■ TASK OBJECTIVE ■
Look through the material and copy each line holding "motion".

■ TASK MATERIAL ■
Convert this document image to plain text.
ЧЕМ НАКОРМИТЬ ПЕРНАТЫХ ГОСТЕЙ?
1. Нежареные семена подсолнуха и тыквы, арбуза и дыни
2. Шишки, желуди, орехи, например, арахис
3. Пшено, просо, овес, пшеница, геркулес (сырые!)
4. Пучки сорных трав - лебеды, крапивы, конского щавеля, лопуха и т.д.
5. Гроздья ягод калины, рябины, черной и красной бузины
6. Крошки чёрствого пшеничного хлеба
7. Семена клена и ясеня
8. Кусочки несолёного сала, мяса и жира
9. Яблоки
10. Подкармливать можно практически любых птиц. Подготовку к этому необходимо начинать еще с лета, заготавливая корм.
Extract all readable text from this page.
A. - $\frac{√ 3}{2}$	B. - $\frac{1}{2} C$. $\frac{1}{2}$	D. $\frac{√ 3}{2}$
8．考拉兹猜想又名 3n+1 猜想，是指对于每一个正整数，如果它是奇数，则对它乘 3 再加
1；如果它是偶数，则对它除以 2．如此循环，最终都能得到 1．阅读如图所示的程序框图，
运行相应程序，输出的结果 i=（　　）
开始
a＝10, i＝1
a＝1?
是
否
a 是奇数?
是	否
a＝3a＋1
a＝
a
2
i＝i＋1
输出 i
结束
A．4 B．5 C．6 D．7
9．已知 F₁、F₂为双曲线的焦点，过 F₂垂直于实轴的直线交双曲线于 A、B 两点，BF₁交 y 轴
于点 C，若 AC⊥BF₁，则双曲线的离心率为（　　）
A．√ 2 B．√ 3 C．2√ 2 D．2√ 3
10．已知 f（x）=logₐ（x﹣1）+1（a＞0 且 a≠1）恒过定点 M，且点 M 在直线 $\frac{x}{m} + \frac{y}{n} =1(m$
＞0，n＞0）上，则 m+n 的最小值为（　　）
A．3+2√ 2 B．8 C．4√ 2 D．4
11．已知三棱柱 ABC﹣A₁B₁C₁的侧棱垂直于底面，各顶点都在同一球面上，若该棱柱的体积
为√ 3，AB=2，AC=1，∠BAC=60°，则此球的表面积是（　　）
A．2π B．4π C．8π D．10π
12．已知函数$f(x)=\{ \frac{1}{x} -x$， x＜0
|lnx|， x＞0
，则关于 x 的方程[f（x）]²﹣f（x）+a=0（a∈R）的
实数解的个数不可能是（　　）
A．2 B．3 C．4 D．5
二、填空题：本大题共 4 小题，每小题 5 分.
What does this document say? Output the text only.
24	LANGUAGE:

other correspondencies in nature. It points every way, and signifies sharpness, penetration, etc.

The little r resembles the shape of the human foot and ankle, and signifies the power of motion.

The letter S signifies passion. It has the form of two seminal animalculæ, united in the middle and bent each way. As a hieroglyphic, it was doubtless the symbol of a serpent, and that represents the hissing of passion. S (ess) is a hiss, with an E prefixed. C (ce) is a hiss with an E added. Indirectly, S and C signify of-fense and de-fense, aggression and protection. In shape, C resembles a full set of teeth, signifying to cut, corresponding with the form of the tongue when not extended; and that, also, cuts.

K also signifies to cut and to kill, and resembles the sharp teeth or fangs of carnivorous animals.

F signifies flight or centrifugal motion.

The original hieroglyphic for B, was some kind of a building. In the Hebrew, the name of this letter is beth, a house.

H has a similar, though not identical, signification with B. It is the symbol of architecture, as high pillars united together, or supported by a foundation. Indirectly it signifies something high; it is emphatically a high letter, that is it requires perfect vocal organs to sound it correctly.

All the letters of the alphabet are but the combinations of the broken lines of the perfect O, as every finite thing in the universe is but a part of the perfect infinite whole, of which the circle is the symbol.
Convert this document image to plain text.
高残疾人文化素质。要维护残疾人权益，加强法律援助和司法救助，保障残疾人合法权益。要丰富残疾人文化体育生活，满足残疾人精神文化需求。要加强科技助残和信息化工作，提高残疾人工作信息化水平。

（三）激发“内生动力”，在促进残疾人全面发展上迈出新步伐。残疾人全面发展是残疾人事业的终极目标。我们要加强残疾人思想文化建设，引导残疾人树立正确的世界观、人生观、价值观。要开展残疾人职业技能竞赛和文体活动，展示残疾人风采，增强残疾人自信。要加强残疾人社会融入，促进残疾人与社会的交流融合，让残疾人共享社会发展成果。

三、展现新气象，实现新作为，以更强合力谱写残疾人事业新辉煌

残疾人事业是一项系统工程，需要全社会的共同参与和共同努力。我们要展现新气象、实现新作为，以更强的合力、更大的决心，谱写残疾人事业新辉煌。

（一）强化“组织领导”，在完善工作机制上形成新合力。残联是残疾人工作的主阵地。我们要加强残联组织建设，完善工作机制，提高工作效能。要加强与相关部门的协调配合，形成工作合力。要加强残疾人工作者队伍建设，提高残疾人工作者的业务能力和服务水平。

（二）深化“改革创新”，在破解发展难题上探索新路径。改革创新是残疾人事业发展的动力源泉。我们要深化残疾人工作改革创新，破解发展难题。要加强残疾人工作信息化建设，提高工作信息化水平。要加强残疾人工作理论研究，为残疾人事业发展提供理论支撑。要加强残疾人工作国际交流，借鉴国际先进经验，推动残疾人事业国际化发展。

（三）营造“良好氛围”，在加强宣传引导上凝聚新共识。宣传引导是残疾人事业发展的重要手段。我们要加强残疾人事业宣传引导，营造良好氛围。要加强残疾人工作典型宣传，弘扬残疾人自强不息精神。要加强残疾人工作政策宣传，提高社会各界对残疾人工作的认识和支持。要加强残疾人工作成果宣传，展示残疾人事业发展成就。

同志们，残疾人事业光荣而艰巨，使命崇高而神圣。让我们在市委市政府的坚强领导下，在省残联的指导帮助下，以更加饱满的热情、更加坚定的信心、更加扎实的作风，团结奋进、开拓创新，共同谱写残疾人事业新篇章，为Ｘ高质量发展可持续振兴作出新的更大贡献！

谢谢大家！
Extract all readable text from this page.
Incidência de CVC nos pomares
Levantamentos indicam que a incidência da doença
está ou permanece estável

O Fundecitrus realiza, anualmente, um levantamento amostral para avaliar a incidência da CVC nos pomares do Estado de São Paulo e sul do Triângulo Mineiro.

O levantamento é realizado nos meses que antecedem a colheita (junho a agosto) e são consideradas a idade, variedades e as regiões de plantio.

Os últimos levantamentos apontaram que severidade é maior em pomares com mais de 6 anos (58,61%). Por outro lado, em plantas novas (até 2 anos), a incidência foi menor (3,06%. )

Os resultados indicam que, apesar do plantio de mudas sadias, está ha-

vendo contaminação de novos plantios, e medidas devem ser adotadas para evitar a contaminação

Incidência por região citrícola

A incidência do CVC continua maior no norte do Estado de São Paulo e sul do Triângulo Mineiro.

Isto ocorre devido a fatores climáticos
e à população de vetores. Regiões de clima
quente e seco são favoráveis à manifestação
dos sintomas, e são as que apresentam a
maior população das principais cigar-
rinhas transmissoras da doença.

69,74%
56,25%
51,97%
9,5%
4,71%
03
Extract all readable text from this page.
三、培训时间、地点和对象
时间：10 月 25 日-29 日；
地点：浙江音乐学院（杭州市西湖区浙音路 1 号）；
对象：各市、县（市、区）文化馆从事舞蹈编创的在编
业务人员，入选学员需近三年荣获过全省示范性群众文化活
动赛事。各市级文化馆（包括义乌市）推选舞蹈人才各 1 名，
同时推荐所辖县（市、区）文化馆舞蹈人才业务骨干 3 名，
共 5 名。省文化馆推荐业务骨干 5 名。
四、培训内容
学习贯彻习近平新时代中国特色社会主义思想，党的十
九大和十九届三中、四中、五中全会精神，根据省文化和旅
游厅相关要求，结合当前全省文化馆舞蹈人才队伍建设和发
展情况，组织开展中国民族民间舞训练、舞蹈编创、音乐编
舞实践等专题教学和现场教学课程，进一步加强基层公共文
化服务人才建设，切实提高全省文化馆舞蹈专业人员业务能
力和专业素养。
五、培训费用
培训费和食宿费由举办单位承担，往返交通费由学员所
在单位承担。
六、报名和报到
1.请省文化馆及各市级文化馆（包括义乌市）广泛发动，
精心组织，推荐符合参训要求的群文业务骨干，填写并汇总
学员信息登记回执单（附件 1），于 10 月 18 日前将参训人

■ FINAL ANSWER ■
The little r resembles the shape of the human foot and ankle, and signifies the power of motion.
F signifies flight or centrifugal motion.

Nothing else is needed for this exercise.